◆ Challenge ◆
Omit the pictures and return every entry exactly as written.

◆ Material for this task ◆
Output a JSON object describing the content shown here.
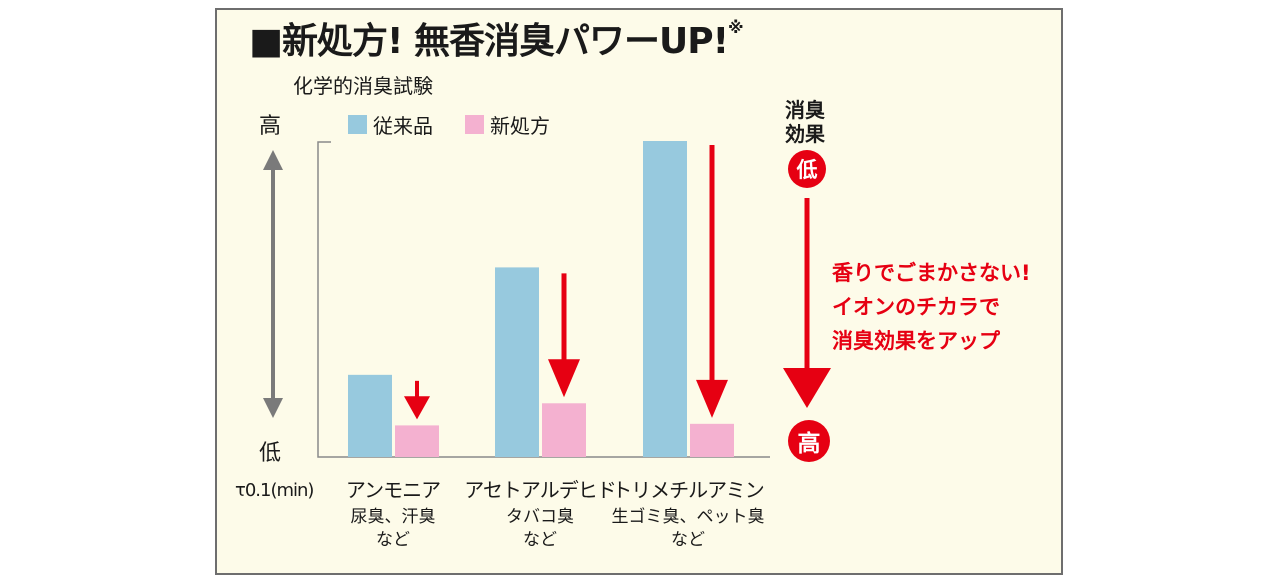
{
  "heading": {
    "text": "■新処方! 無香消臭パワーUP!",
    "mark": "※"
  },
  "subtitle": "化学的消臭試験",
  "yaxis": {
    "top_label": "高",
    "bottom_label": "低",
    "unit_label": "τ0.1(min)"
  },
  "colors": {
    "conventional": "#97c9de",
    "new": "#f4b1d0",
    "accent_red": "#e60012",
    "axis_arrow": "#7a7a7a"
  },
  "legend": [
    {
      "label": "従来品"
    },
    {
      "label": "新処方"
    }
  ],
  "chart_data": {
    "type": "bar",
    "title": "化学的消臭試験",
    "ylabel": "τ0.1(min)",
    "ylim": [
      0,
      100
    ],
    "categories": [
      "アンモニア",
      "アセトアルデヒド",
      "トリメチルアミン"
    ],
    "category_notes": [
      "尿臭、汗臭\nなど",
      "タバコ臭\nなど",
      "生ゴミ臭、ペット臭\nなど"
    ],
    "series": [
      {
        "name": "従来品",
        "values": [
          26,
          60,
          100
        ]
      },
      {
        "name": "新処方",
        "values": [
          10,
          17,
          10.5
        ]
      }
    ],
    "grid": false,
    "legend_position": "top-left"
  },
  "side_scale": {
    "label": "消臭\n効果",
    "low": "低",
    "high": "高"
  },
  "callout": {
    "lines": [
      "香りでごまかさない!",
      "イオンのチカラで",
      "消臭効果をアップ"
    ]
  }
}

◆ Full response ◆
Output a JSON object describing the content shown here.
{
  "heading": {
    "text": "■新処方! 無香消臭パワーUP!",
    "mark": "※"
  },
  "subtitle": "化学的消臭試験",
  "yaxis": {
    "top_label": "高",
    "bottom_label": "低",
    "unit_label": "τ0.1(min)"
  },
  "colors": {
    "conventional": "#97c9de",
    "new": "#f4b1d0",
    "accent_red": "#e60012",
    "axis_arrow": "#7a7a7a"
  },
  "legend": [
    {
      "label": "従来品"
    },
    {
      "label": "新処方"
    }
  ],
  "chart_data": {
    "type": "bar",
    "title": "化学的消臭試験",
    "ylabel": "τ0.1(min)",
    "ylim": [
      0,
      100
    ],
    "categories": [
      "アンモニア",
      "アセトアルデヒド",
      "トリメチルアミン"
    ],
    "category_notes": [
      "尿臭、汗臭\nなど",
      "タバコ臭\nなど",
      "生ゴミ臭、ペット臭\nなど"
    ],
    "series": [
      {
        "name": "従来品",
        "values": [
          26,
          60,
          100
        ]
      },
      {
        "name": "新処方",
        "values": [
          10,
          17,
          10.5
        ]
      }
    ],
    "grid": false,
    "legend_position": "top-left"
  },
  "side_scale": {
    "label": "消臭\n効果",
    "low": "低",
    "high": "高"
  },
  "callout": {
    "lines": [
      "香りでごまかさない!",
      "イオンのチカラで",
      "消臭効果をアップ"
    ]
  }
}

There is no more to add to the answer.